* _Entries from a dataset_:
────────
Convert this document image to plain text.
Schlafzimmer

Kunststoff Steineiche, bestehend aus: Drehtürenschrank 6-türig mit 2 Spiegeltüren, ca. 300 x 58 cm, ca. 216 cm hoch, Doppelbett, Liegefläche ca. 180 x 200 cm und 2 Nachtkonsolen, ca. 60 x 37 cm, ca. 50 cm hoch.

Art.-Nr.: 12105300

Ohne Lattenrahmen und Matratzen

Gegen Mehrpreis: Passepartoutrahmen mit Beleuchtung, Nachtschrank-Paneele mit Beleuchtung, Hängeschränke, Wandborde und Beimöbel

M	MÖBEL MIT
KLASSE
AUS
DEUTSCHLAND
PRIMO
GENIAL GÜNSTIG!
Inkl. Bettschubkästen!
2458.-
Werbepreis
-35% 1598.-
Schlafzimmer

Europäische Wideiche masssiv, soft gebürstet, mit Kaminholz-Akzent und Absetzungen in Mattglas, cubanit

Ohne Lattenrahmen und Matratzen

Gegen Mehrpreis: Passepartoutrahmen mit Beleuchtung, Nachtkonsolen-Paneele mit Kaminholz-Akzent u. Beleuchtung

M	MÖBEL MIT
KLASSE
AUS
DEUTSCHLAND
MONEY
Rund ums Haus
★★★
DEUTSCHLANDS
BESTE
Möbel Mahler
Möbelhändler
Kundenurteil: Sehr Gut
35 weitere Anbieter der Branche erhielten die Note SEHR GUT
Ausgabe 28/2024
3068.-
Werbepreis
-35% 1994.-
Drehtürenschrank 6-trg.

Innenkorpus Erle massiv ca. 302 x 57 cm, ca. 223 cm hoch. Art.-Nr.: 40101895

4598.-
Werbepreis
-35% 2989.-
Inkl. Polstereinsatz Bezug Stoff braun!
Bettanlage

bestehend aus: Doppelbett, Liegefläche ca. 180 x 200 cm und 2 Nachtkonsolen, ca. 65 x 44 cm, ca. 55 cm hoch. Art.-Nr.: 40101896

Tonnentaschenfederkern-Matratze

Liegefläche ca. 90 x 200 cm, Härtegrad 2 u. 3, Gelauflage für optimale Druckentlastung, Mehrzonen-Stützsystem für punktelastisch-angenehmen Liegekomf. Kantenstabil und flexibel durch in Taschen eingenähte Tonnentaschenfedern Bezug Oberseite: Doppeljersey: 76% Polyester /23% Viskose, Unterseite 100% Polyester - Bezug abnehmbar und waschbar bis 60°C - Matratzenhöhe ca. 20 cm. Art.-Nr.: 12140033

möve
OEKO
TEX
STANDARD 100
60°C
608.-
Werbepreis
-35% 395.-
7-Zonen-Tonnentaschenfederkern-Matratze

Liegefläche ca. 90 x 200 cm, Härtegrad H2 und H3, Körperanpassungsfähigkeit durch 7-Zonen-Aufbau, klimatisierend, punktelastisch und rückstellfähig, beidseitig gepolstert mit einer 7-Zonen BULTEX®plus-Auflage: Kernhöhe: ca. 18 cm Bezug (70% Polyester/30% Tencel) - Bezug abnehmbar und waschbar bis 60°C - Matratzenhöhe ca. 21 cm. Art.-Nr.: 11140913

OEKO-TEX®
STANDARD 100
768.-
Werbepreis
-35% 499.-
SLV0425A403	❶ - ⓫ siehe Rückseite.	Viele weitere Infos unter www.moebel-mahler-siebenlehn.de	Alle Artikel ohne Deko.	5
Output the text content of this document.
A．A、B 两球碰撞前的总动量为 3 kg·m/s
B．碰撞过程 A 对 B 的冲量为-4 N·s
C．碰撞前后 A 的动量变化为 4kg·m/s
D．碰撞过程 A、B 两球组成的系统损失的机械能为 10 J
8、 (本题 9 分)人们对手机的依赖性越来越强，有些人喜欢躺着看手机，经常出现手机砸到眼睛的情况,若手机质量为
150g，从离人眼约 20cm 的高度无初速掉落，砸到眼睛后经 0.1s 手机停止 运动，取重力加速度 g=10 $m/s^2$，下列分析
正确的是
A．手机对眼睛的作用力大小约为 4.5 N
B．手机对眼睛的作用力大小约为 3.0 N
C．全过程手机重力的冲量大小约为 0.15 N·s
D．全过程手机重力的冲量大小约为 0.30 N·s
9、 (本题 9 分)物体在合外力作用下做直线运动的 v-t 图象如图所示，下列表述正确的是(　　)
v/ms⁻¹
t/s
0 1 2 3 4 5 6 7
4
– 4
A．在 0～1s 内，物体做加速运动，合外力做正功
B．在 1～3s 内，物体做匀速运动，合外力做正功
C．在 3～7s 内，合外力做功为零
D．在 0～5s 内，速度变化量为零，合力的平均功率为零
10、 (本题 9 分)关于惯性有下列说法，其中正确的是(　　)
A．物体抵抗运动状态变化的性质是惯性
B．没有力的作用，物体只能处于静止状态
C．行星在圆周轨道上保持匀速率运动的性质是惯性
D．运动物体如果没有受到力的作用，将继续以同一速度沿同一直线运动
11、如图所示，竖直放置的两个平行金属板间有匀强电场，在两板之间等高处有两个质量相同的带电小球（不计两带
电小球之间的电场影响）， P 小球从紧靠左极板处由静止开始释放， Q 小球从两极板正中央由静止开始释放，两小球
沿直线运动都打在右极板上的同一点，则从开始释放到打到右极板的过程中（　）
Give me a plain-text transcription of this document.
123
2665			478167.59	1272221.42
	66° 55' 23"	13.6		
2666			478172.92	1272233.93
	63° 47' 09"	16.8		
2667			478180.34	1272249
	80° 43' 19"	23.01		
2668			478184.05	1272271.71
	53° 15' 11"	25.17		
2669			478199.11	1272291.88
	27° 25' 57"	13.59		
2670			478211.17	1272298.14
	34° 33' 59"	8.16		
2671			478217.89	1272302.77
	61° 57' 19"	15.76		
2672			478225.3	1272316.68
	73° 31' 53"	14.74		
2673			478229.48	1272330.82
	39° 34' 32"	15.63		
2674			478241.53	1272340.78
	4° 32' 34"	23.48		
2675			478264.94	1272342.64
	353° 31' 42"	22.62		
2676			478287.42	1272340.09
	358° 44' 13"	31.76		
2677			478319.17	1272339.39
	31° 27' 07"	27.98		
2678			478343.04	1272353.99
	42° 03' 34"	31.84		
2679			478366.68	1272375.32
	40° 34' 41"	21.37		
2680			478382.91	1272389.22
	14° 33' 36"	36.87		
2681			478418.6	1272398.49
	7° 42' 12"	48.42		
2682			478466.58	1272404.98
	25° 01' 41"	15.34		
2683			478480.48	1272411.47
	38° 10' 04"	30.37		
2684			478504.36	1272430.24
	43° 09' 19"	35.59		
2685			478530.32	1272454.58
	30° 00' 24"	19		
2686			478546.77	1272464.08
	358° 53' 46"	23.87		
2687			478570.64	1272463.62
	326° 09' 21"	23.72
────────
* _Task details_:
Scan the records above for the string "合外力做正功", then select every line that holds it.

* _Answer to this problem_:
A．在 0～1s 内，物体做加速运动，合外力做正功
B．在 1～3s 内，物体做匀速运动，合外力做正功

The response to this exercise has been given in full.